* What the task requires:
Copy the lines holding the word "Totaux", all of them.

* Records:
************

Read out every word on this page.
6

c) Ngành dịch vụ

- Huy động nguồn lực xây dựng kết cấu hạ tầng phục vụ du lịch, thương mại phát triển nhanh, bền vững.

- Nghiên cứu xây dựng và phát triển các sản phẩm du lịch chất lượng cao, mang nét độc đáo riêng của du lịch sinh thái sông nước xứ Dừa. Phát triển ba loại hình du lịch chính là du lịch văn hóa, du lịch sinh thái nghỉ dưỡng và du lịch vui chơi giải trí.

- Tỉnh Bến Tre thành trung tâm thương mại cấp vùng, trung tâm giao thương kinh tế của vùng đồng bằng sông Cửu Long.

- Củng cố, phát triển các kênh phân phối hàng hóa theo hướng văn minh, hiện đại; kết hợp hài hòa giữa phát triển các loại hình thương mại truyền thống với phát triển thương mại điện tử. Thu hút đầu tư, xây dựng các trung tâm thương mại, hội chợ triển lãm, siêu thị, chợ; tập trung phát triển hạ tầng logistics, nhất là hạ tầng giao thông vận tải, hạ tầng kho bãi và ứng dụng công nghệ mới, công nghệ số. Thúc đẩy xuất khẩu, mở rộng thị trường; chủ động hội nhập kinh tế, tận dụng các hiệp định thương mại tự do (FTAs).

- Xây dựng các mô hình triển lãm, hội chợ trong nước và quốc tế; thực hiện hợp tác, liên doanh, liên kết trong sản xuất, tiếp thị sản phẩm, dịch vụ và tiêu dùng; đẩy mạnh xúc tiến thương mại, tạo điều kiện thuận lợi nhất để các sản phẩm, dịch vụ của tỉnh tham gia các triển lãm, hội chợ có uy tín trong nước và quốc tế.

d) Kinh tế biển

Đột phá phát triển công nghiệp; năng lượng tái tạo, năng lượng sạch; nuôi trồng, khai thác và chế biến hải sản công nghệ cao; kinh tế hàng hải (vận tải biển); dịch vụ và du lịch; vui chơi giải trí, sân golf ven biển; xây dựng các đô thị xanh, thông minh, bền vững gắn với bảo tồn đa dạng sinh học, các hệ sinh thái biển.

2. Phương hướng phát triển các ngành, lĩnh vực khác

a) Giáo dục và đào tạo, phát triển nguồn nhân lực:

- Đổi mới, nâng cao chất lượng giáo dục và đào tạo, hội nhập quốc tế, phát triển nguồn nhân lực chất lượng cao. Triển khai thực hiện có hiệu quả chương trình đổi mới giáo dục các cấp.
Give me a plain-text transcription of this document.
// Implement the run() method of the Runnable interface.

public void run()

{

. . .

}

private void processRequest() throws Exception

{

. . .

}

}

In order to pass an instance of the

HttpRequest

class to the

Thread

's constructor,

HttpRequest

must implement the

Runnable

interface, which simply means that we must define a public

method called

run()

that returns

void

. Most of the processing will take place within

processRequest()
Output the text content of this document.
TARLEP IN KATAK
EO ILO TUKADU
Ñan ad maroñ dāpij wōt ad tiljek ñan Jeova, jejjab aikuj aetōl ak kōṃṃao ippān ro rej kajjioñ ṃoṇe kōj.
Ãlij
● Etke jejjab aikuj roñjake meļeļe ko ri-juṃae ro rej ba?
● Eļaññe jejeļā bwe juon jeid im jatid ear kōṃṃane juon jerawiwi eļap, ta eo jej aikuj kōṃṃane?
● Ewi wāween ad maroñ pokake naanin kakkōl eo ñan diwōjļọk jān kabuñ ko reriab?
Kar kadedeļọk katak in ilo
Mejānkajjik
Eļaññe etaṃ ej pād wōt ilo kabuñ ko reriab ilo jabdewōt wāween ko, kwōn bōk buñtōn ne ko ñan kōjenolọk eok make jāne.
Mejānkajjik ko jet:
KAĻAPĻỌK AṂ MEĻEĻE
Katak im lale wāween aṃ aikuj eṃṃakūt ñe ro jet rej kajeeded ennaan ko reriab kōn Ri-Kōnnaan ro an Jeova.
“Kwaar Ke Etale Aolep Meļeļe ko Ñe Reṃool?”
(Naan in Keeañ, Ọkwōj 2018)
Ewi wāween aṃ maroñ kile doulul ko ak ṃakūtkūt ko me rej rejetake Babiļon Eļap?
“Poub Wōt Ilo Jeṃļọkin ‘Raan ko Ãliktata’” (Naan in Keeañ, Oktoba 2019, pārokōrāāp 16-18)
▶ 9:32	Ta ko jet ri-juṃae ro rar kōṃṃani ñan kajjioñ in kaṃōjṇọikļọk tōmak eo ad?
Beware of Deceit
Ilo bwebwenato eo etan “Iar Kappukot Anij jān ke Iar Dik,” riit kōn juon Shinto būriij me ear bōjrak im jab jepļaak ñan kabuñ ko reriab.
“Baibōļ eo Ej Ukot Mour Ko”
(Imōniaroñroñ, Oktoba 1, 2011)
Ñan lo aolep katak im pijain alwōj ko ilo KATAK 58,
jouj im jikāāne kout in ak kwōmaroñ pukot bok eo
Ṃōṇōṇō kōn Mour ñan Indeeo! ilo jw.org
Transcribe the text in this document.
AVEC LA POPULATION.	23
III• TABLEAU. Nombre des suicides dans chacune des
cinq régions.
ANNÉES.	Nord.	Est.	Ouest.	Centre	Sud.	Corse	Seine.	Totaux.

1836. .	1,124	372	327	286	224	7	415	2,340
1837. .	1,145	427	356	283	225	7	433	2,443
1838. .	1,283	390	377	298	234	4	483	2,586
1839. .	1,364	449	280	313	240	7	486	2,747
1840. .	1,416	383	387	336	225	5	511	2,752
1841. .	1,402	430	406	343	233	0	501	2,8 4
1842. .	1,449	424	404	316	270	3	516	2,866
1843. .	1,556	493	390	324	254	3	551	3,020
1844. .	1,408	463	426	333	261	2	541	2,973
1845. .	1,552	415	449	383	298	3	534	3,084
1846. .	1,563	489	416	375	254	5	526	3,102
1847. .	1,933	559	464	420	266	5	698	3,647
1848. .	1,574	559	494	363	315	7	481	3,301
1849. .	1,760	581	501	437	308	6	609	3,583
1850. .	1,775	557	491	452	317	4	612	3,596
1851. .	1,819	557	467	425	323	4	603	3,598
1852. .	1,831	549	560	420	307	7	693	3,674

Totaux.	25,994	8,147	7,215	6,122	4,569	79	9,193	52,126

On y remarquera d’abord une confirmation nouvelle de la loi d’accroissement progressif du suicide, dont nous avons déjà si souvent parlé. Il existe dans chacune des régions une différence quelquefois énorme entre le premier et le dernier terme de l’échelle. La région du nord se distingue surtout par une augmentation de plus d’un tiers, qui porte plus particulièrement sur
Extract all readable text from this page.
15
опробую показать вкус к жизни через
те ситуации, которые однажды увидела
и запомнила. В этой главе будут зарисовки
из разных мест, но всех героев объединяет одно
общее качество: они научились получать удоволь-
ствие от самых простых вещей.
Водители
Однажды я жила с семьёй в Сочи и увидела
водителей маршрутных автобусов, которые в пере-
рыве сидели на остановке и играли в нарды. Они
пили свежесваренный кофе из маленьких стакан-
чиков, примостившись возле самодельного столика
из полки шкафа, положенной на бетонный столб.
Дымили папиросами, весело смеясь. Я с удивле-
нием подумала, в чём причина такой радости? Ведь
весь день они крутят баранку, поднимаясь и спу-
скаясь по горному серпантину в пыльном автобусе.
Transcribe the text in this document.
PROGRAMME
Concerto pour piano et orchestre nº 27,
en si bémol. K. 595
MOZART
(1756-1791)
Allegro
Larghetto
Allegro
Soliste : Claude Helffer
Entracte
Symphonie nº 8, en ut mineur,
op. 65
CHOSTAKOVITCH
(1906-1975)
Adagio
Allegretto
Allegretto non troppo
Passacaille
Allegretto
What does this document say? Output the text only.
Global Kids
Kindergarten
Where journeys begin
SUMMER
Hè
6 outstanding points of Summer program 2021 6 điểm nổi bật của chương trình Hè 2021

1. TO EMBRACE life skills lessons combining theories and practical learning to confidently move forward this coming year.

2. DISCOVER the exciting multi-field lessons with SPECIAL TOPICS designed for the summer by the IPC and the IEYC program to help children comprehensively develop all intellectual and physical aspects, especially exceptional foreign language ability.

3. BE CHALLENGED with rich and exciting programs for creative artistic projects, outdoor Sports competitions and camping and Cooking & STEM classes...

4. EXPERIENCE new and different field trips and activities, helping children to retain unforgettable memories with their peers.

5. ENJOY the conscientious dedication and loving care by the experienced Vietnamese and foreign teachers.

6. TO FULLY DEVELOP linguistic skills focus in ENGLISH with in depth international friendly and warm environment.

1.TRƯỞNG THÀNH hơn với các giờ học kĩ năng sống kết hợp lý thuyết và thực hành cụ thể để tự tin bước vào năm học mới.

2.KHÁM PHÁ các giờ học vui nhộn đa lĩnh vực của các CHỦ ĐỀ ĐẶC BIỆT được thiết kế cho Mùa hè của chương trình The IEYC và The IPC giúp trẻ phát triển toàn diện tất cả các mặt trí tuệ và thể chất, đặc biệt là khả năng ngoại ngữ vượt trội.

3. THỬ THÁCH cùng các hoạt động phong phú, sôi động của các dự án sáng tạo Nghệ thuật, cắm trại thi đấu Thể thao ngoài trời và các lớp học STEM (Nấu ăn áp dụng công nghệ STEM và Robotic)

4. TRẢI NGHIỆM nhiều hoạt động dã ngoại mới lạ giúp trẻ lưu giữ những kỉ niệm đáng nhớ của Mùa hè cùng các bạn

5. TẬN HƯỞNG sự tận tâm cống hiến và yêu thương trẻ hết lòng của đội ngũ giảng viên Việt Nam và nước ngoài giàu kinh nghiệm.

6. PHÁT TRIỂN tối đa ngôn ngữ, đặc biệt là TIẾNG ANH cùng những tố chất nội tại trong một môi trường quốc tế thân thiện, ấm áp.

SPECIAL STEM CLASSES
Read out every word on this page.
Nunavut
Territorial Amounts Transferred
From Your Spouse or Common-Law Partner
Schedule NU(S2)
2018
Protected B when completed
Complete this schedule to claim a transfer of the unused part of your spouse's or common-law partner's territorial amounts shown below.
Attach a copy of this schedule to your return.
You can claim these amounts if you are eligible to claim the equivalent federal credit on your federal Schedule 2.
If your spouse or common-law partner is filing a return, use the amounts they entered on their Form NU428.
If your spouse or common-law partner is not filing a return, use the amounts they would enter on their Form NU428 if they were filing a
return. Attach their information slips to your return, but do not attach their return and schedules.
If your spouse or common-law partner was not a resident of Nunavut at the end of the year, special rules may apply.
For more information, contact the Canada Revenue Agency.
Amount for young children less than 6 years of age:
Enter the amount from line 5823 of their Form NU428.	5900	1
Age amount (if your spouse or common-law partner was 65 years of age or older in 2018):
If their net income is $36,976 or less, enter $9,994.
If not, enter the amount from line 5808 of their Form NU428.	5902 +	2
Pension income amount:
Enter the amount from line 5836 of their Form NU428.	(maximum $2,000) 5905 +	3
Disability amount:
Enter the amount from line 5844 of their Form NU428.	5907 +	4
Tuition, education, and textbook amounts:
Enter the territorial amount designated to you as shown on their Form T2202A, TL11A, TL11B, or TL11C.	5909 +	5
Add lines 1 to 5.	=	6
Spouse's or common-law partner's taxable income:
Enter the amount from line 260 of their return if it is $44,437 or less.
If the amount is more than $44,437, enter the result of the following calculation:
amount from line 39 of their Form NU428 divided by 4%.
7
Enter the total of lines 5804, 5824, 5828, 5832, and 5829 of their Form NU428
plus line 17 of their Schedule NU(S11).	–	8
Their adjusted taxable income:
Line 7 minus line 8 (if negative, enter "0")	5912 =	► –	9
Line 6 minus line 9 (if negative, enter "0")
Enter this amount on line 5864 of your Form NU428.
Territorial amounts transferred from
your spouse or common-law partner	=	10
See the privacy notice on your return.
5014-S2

************

* Answer to this task:
ANNÉES.	Nord.	Est.	Ouest.	Centre	Sud.	Corse	Seine.	Totaux.
Totaux.	25,994	8,147	7,215	6,122	4,569	79	9,193	52,126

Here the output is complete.